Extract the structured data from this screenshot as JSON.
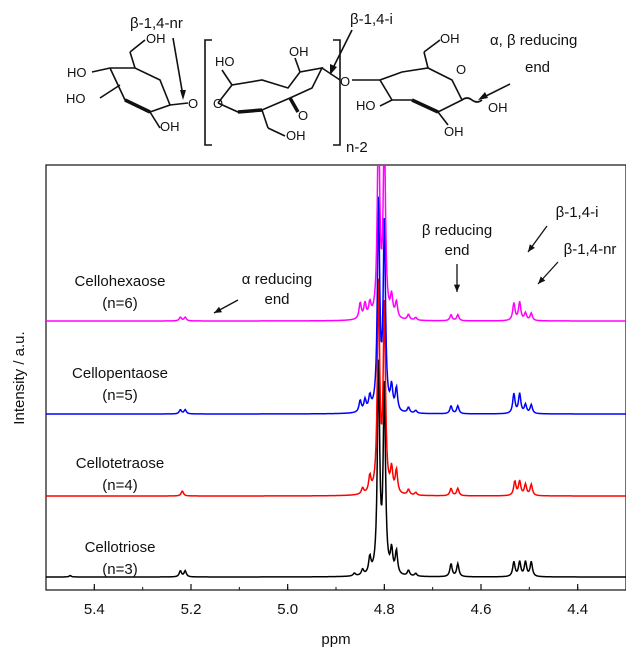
{
  "chart_data": {
    "type": "line",
    "title": "",
    "xlabel": "ppm",
    "ylabel": "Intensity / a.u.",
    "xlim": [
      5.5,
      4.3
    ],
    "x_reversed": true,
    "xticks": [
      "5.4",
      "5.2",
      "5.0",
      "4.8",
      "4.6",
      "4.4"
    ],
    "xtick_values": [
      5.4,
      5.2,
      5.0,
      4.8,
      4.6,
      4.4
    ],
    "grid": false,
    "series": [
      {
        "name": "Cellotriose",
        "label_line1": "Cellotriose",
        "label_line2": "(n=3)",
        "color": "#000000",
        "peaks": [
          [
            5.45,
            0.3
          ],
          [
            5.222,
            1.3
          ],
          [
            5.212,
            1.3
          ],
          [
            4.862,
            0.6
          ],
          [
            4.845,
            1.2
          ],
          [
            4.83,
            3.5
          ],
          [
            4.812,
            45
          ],
          [
            4.8,
            40
          ],
          [
            4.785,
            5
          ],
          [
            4.775,
            5
          ],
          [
            4.75,
            1.2
          ],
          [
            4.735,
            0.6
          ],
          [
            4.662,
            2.8
          ],
          [
            4.648,
            2.8
          ],
          [
            4.532,
            3.2
          ],
          [
            4.52,
            3.2
          ],
          [
            4.508,
            3.2
          ],
          [
            4.496,
            3.2
          ]
        ]
      },
      {
        "name": "Cellotetraose",
        "label_line1": "Cellotetraose",
        "label_line2": "(n=4)",
        "color": "#ff0000",
        "peaks": [
          [
            5.218,
            1.1
          ],
          [
            4.845,
            1.3
          ],
          [
            4.83,
            3.5
          ],
          [
            4.812,
            45
          ],
          [
            4.8,
            40
          ],
          [
            4.785,
            5
          ],
          [
            4.775,
            5
          ],
          [
            4.75,
            1.2
          ],
          [
            4.735,
            0.6
          ],
          [
            4.662,
            1.6
          ],
          [
            4.648,
            1.6
          ],
          [
            4.53,
            3.1
          ],
          [
            4.52,
            3.1
          ],
          [
            4.508,
            2.4
          ],
          [
            4.496,
            2.4
          ]
        ]
      },
      {
        "name": "Cellopentaose",
        "label_line1": "Cellopentaose",
        "label_line2": "(n=5)",
        "color": "#0000ff",
        "peaks": [
          [
            5.222,
            0.9
          ],
          [
            5.212,
            0.9
          ],
          [
            4.85,
            2.5
          ],
          [
            4.84,
            2.5
          ],
          [
            4.83,
            3
          ],
          [
            4.812,
            45
          ],
          [
            4.8,
            40
          ],
          [
            4.785,
            5
          ],
          [
            4.775,
            5
          ],
          [
            4.75,
            1.2
          ],
          [
            4.735,
            0.6
          ],
          [
            4.662,
            1.7
          ],
          [
            4.648,
            1.7
          ],
          [
            4.532,
            4.3
          ],
          [
            4.52,
            4.3
          ],
          [
            4.508,
            1.9
          ],
          [
            4.496,
            1.9
          ]
        ]
      },
      {
        "name": "Cellohexaose",
        "label_line1": "Cellohexaose",
        "label_line2": "(n=6)",
        "color": "#ff00ff",
        "peaks": [
          [
            5.222,
            0.8
          ],
          [
            5.212,
            0.8
          ],
          [
            4.85,
            3.5
          ],
          [
            4.84,
            3.2
          ],
          [
            4.83,
            3
          ],
          [
            4.812,
            45
          ],
          [
            4.8,
            40
          ],
          [
            4.785,
            4.5
          ],
          [
            4.775,
            3.5
          ],
          [
            4.75,
            1.2
          ],
          [
            4.735,
            0.6
          ],
          [
            4.662,
            1.3
          ],
          [
            4.648,
            1.3
          ],
          [
            4.532,
            3.8
          ],
          [
            4.52,
            4.0
          ],
          [
            4.508,
            1.6
          ],
          [
            4.496,
            1.6
          ]
        ]
      }
    ],
    "annotations": [
      {
        "id": "alpha",
        "line1": "α reducing",
        "line2": "end"
      },
      {
        "id": "beta",
        "line1": "β reducing",
        "line2": "end"
      },
      {
        "id": "b14i",
        "line1": "β-1,4-i",
        "line2": ""
      },
      {
        "id": "b14nr",
        "line1": "β-1,4-nr",
        "line2": ""
      }
    ]
  },
  "structure": {
    "label_nr": "β-1,4-nr",
    "label_i": "β-1,4-i",
    "label_red": "α, β reducing",
    "label_red2": "end",
    "n_label": "n-2",
    "atoms": {
      "OH": "OH",
      "HO": "HO",
      "O": "O"
    }
  }
}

-------

WORK TO BE COMPLETED
Look through the entries above and count each line holding "color"; report the count alone.

RESULT FOR THIS TASK
4